(Records excerpted from a collection)
==============================
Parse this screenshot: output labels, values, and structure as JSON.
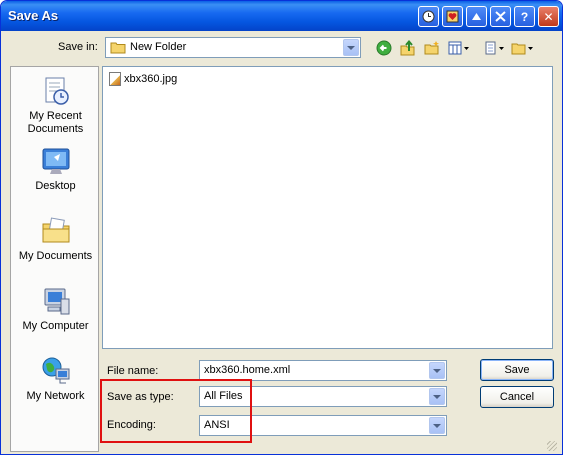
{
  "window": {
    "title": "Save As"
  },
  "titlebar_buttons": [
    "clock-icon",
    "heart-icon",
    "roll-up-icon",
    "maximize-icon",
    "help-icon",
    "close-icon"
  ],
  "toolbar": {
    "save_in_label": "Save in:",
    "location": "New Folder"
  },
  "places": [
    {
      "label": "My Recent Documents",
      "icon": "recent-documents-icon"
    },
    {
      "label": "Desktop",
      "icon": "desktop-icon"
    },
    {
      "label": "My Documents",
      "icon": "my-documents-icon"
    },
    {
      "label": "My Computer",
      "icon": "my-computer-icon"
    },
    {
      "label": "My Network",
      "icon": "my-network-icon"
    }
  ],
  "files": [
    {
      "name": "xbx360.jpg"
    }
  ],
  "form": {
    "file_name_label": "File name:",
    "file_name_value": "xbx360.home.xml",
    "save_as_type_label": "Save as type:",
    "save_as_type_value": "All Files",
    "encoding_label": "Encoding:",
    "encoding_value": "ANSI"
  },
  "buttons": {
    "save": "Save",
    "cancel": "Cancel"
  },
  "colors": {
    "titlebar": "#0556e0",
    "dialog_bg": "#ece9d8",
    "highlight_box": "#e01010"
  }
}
==============================
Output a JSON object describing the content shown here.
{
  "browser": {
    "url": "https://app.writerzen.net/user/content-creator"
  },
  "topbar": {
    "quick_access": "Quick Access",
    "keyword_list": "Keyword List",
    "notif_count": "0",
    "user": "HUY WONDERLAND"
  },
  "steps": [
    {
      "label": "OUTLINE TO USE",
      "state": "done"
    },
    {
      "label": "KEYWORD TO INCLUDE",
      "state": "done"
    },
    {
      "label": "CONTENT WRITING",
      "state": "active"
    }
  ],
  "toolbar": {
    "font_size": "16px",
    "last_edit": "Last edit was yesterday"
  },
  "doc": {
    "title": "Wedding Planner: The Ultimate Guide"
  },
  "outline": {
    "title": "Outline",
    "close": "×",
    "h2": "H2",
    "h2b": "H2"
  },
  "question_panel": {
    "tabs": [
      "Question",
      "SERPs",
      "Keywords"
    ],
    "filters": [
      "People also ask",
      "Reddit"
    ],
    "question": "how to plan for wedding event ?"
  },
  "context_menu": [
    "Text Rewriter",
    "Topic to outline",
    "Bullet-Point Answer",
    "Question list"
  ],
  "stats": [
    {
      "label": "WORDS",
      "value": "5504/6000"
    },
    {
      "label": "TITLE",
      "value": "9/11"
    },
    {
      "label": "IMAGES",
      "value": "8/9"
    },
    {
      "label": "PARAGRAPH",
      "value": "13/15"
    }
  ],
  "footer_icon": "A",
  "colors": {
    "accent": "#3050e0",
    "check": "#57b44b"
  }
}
==============================
DO THIS:
Locate all lines holding the word "JSON", then copy them out.

WRITTEN REPLY:
Parse this screenshot: output labels, values, and structure as JSON.
Output a JSON object describing the content shown here.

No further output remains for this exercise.